Stored entries:
┌──
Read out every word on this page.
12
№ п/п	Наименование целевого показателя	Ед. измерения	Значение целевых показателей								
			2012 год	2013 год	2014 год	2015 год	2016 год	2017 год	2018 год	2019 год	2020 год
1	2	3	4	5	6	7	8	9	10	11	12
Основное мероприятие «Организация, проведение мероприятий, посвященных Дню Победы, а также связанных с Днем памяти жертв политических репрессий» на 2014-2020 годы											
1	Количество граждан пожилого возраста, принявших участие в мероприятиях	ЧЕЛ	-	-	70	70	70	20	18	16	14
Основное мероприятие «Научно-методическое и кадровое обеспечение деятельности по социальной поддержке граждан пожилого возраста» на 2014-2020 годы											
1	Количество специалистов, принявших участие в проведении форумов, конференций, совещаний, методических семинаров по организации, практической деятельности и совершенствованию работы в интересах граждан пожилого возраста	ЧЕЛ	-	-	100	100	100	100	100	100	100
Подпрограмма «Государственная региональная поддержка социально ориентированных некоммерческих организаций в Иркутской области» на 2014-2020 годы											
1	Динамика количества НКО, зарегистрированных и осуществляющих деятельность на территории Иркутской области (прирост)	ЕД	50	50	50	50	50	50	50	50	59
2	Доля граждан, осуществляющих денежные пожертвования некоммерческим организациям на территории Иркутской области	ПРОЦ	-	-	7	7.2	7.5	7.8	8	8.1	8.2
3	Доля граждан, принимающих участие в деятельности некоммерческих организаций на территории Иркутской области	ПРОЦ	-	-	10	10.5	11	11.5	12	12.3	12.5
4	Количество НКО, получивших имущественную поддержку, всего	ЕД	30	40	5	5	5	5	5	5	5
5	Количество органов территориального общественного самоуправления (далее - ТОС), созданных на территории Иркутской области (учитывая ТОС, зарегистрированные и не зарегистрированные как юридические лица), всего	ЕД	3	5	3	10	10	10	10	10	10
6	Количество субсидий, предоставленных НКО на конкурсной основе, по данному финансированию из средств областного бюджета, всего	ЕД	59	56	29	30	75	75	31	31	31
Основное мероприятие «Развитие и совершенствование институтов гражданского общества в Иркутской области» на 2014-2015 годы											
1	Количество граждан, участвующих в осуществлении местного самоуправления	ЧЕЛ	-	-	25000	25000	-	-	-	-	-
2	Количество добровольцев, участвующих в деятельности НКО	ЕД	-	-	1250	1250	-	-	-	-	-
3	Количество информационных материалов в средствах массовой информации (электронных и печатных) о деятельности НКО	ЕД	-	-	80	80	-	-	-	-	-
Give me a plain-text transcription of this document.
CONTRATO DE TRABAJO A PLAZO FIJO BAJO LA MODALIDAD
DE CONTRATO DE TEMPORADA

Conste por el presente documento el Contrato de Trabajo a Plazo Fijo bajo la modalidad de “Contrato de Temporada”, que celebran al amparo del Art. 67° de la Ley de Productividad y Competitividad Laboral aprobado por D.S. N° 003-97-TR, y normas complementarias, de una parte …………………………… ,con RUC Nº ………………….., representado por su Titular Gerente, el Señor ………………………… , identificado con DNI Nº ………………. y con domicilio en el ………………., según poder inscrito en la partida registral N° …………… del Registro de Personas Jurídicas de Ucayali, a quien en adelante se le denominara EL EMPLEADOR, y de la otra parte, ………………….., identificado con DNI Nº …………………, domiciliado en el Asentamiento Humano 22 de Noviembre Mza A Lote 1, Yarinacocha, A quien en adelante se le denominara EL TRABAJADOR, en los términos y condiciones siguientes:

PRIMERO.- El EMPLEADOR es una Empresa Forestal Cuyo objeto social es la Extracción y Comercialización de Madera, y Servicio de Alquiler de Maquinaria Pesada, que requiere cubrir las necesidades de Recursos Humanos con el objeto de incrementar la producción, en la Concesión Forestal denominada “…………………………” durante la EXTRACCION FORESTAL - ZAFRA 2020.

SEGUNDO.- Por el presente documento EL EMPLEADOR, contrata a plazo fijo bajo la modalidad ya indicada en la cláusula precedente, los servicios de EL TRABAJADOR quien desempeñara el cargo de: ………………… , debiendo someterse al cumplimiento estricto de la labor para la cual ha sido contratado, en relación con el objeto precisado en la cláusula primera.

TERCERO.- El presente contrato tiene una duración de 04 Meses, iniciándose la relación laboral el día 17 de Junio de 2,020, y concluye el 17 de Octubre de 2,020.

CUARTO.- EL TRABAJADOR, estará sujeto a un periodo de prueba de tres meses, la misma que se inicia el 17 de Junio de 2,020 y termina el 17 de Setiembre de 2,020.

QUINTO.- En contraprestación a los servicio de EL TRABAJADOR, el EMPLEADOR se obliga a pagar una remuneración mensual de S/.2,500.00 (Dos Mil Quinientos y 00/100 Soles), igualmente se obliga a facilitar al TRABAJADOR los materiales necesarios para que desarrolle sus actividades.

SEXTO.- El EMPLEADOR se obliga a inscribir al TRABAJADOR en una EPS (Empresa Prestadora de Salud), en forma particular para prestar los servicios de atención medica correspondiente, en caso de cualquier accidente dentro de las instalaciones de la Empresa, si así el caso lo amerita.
└──
Direction:
Filter the data, keeping only the lines that contain "obliga".

Solution for this problem:
QUINTO.- En contraprestación a los servicio de EL TRABAJADOR, el EMPLEADOR se obliga a pagar una remuneración mensual de S/.2,500.00 (Dos Mil Quinientos y 00/100 Soles), igualmente se obliga a facilitar al TRABAJADOR los materiales necesarios para que desarrolle sus actividades.
SEXTO.- El EMPLEADOR se obliga a inscribir al TRABAJADOR en una EPS (Empresa Prestadora de Salud), en forma particular para prestar los servicios de atención medica correspondiente, en caso de cualquier accidente dentro de las instalaciones de la Empresa, si así el caso lo amerita.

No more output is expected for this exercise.